### [THE REQUEST]
Write only the number of lines in the records beneath that hold "houses".

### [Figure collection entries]
+ + +
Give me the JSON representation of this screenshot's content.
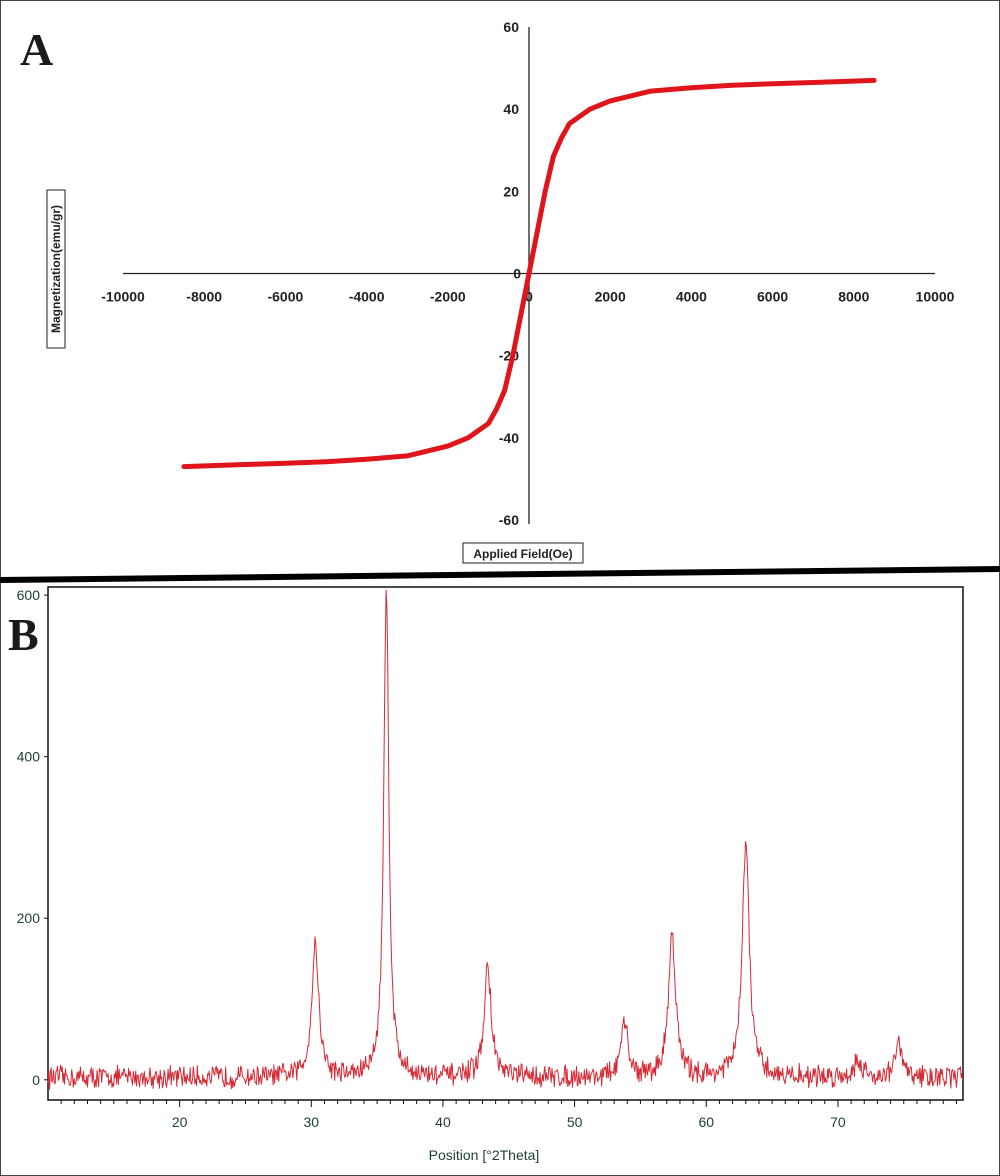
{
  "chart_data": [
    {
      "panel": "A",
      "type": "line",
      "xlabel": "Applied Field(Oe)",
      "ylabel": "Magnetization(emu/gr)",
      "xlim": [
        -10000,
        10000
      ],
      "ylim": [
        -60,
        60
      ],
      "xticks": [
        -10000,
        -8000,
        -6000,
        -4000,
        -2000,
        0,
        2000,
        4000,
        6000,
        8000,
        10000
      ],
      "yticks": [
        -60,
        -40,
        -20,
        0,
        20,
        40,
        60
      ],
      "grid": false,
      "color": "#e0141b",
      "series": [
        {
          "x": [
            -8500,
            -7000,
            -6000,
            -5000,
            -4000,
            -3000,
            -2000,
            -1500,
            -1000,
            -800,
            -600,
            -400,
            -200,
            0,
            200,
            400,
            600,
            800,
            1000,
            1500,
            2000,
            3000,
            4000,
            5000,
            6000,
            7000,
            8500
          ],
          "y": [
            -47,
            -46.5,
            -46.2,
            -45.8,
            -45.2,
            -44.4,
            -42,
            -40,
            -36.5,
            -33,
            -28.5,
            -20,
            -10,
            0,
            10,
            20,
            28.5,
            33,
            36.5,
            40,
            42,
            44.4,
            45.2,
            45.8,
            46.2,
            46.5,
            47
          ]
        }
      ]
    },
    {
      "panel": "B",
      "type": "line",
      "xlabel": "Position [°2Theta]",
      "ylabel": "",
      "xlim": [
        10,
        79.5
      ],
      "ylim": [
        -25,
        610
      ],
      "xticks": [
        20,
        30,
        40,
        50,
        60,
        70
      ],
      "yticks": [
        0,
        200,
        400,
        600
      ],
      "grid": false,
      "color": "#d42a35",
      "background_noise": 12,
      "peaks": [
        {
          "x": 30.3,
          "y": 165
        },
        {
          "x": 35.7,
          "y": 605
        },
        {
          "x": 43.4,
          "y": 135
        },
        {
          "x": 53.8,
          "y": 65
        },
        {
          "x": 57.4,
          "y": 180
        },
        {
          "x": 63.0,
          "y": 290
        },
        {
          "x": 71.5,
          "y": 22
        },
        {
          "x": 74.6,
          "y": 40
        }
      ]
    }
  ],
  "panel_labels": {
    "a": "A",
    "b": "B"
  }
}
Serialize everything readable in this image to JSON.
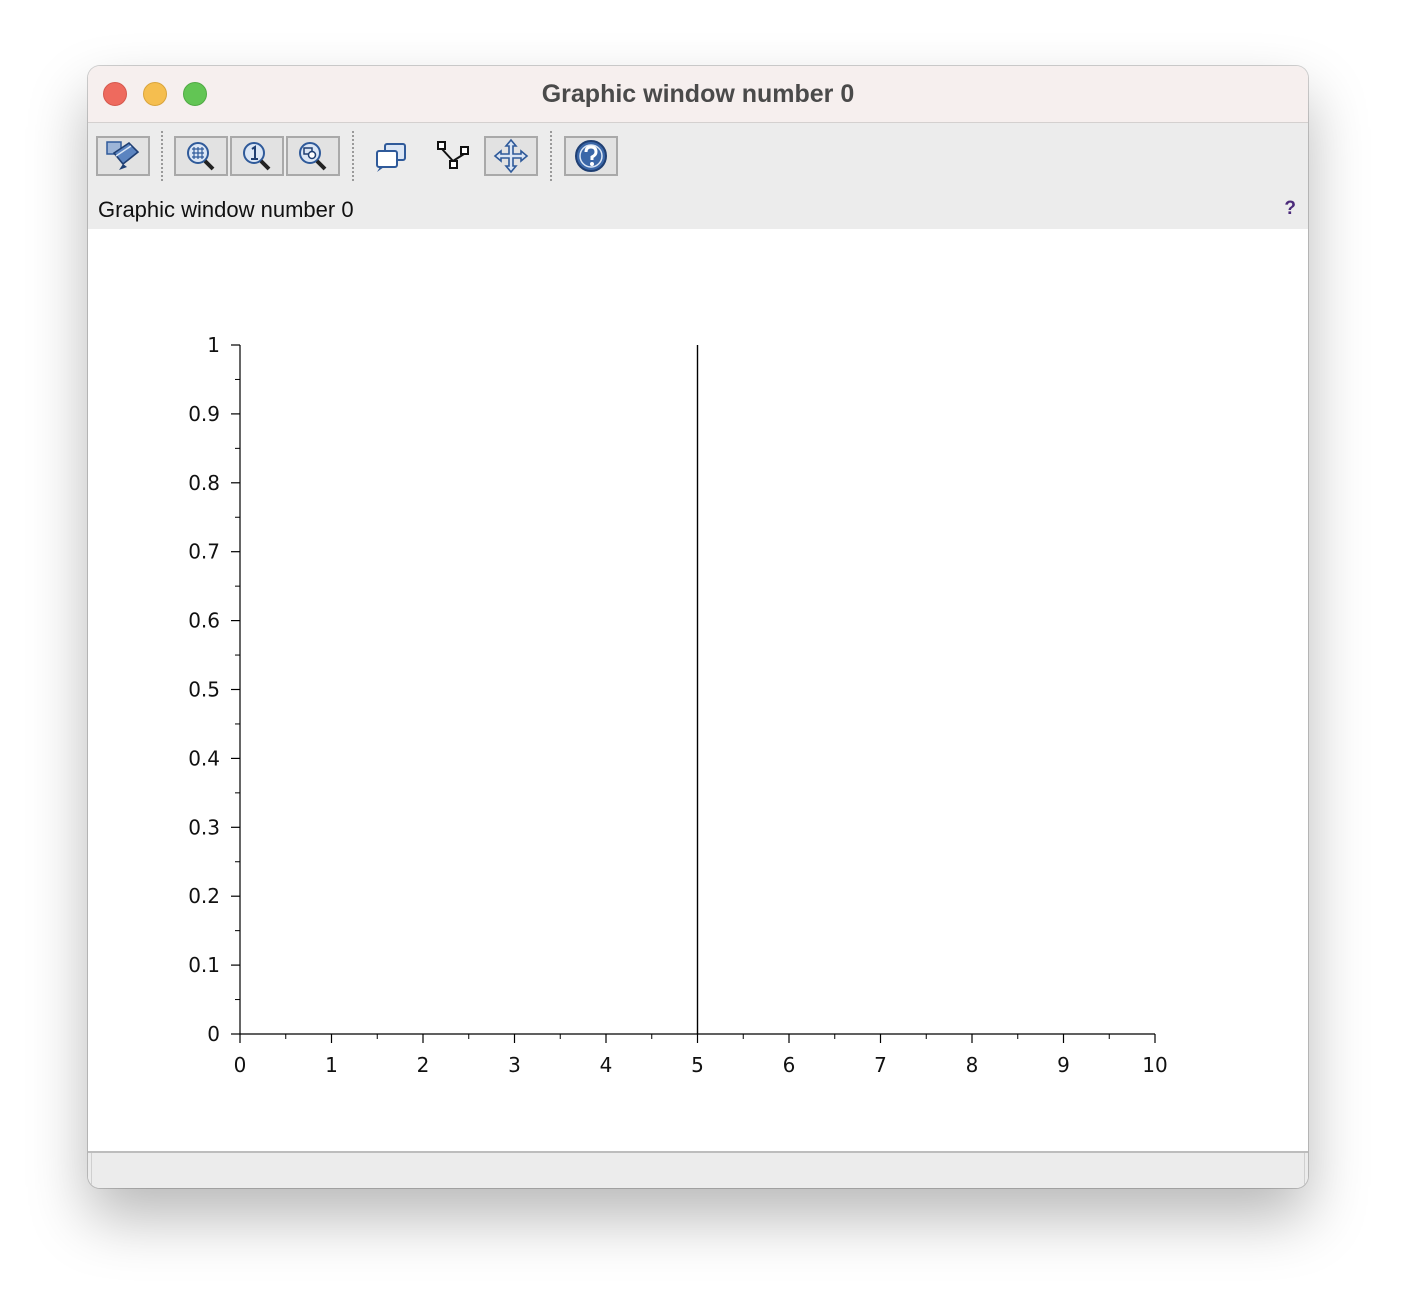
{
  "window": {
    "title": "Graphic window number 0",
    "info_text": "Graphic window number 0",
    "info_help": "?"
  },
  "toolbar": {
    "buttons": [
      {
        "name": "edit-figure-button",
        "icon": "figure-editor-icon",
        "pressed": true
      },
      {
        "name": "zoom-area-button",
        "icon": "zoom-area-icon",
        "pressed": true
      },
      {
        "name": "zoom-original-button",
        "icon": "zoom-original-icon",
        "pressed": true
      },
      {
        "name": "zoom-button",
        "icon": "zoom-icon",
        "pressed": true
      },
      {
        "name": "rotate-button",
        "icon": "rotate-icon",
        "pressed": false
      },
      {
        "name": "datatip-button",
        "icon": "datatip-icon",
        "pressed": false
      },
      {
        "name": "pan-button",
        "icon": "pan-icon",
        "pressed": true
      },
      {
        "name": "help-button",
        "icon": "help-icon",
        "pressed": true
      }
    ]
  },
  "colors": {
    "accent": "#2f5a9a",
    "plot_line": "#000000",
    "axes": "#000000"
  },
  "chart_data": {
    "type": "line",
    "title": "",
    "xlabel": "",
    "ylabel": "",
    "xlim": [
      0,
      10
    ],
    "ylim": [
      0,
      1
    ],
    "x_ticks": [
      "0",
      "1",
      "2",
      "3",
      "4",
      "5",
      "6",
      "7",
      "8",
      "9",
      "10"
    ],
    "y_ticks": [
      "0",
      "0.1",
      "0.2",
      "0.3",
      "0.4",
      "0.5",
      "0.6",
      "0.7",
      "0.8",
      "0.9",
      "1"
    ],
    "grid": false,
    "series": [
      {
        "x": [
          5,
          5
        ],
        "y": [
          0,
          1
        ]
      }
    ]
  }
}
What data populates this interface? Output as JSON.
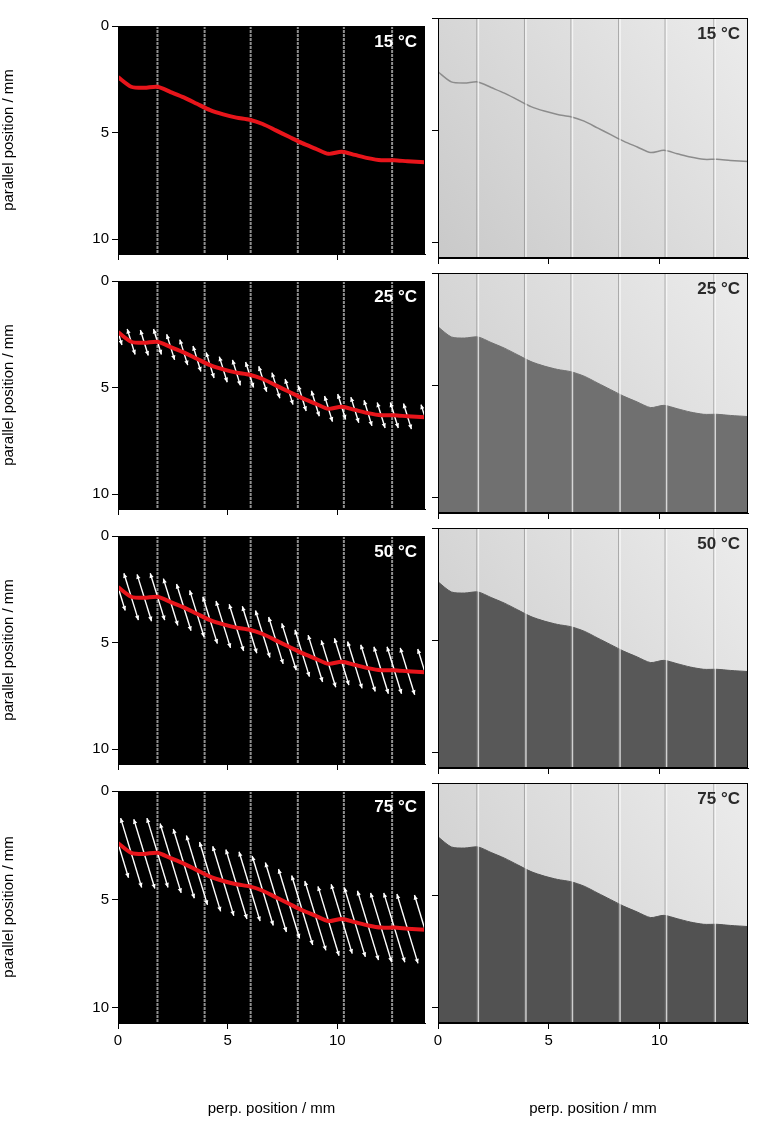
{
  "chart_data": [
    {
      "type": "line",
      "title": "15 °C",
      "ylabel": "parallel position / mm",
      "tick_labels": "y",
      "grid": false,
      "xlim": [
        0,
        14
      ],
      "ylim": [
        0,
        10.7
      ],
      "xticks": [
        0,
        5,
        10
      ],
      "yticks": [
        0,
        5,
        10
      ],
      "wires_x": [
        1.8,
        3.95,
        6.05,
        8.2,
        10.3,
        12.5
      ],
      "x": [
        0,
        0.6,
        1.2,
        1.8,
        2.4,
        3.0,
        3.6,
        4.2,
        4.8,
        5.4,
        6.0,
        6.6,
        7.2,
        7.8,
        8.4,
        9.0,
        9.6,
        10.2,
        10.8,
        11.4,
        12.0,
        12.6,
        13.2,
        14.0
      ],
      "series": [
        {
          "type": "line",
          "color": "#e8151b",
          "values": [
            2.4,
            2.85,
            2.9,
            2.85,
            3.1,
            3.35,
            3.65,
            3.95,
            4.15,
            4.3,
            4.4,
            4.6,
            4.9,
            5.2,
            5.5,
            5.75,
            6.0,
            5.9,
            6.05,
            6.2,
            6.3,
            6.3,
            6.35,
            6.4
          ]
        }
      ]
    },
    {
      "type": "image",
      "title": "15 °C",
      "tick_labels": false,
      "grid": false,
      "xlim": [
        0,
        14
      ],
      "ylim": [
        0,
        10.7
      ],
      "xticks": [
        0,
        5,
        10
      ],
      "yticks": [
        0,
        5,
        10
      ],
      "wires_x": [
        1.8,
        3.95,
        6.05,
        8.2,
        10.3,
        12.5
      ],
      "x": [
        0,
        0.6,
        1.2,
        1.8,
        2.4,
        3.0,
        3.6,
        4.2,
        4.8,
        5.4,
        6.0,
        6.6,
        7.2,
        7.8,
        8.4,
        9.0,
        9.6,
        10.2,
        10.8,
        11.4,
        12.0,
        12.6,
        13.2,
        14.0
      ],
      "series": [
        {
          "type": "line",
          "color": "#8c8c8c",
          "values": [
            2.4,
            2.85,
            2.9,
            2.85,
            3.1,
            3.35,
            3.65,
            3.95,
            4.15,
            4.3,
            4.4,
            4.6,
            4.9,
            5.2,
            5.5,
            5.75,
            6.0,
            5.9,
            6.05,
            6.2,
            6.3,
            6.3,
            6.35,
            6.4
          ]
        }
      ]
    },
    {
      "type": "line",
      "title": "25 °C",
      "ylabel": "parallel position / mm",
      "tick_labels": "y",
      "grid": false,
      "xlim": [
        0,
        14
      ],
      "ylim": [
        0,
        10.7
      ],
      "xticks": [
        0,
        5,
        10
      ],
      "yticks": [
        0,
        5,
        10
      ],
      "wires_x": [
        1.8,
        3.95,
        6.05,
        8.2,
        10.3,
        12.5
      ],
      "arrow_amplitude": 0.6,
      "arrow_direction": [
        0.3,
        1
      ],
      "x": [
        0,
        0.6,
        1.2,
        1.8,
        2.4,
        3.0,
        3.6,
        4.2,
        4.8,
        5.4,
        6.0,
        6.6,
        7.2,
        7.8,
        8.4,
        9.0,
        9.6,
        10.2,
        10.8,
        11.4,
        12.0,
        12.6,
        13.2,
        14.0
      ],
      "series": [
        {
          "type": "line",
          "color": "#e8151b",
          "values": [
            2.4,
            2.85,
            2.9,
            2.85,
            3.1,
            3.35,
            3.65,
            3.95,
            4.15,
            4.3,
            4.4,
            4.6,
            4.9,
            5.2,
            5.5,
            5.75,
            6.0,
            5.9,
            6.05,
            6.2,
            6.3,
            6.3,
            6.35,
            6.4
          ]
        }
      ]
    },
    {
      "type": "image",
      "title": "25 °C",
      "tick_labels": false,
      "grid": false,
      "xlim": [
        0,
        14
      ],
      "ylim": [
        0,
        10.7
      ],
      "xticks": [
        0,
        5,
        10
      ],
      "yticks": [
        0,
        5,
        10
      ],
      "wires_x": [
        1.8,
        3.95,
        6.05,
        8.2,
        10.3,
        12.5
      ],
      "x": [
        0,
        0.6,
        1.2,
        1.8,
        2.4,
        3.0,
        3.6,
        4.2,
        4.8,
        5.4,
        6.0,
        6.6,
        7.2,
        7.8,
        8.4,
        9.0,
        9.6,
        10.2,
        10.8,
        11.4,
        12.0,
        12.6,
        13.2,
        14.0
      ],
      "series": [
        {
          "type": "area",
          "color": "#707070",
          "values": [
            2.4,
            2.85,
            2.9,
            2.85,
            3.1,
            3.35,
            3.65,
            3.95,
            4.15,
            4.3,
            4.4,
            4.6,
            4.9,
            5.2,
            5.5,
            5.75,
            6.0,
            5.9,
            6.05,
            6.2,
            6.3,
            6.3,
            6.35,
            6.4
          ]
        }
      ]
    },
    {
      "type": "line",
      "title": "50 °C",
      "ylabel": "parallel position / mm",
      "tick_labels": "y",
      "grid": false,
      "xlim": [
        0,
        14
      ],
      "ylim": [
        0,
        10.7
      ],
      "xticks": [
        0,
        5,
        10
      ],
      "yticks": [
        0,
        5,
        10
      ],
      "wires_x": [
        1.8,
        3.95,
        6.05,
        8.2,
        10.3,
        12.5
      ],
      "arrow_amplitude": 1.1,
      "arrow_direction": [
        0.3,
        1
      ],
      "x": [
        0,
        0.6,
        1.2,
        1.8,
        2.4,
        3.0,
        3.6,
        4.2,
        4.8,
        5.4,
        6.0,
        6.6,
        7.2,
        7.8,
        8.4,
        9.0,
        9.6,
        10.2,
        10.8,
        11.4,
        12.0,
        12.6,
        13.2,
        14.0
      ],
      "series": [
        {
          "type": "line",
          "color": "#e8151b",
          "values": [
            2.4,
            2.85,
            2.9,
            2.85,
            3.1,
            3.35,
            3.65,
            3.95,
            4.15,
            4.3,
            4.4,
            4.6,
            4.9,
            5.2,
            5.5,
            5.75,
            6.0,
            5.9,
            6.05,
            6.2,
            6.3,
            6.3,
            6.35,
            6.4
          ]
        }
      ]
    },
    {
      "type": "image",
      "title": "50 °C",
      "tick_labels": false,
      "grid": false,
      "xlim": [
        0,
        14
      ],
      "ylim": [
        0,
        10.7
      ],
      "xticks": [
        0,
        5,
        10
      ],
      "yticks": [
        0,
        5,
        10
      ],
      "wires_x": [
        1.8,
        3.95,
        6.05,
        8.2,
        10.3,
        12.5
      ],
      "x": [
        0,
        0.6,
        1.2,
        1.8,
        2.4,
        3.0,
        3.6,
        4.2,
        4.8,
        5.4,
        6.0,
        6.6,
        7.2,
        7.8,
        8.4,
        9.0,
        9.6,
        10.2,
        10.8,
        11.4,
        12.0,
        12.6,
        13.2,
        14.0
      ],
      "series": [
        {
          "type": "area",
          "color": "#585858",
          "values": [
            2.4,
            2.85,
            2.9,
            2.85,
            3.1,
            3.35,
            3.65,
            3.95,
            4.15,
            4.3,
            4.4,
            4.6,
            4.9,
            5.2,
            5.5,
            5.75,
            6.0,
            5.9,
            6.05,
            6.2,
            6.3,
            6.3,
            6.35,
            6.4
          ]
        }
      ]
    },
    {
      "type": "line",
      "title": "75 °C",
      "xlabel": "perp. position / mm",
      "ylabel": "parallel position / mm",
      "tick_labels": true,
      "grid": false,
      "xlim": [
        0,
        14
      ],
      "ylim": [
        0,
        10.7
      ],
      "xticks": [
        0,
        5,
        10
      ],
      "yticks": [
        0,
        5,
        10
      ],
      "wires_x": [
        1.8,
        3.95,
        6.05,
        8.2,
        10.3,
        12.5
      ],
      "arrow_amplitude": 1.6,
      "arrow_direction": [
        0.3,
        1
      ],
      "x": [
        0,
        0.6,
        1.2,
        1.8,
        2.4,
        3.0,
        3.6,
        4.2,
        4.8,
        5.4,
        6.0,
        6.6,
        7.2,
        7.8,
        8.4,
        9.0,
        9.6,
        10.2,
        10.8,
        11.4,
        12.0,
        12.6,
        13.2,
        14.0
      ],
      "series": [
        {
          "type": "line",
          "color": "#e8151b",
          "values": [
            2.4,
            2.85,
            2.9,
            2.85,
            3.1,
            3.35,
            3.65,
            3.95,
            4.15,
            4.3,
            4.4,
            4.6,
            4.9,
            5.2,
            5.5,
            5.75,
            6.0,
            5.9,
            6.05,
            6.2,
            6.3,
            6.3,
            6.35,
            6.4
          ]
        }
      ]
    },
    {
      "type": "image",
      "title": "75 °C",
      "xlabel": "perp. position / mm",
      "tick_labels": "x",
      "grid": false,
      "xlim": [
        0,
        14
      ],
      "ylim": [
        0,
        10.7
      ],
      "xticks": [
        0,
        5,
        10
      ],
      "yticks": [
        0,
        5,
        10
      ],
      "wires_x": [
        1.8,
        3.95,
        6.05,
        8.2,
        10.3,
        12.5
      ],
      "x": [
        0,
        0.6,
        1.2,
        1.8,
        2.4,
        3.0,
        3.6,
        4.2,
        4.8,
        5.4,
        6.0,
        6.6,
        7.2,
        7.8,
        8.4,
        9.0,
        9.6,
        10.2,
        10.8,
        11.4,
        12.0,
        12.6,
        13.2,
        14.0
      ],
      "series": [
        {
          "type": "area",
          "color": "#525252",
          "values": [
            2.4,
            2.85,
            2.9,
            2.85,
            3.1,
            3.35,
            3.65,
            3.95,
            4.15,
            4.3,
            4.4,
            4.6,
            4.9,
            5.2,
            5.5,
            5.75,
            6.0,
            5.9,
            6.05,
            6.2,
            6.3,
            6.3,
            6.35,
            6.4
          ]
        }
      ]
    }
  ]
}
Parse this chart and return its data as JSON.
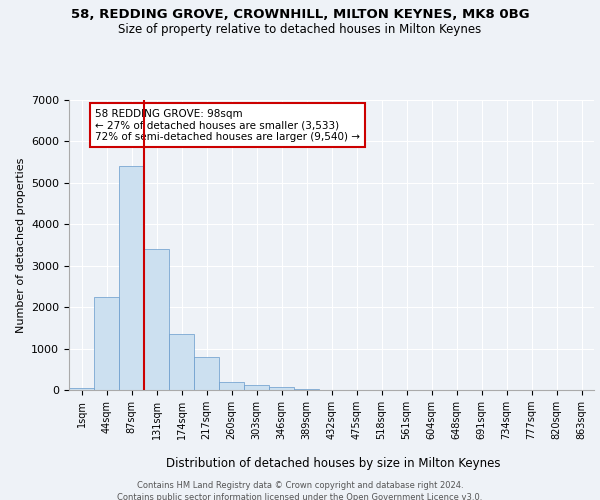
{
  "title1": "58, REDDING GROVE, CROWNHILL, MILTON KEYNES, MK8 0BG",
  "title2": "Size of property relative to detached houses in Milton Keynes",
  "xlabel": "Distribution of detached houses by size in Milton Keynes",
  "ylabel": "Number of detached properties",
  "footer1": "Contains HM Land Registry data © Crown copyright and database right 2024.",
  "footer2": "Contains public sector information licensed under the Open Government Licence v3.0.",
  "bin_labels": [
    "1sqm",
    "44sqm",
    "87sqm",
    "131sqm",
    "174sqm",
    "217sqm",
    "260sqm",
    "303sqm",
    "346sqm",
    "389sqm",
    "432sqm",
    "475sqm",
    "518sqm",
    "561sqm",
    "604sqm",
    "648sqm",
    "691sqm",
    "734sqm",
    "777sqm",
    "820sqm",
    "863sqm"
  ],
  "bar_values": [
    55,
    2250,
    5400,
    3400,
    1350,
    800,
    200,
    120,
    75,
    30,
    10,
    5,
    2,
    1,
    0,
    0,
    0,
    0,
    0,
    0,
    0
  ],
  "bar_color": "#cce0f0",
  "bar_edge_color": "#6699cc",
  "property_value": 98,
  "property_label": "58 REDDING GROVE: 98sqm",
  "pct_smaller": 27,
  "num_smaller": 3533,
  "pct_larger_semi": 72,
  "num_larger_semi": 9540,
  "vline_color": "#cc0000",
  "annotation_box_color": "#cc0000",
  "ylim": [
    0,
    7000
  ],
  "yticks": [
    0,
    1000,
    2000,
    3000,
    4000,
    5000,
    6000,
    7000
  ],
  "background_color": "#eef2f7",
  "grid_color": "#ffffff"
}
+ + +
### [COMPLETED TASK]
2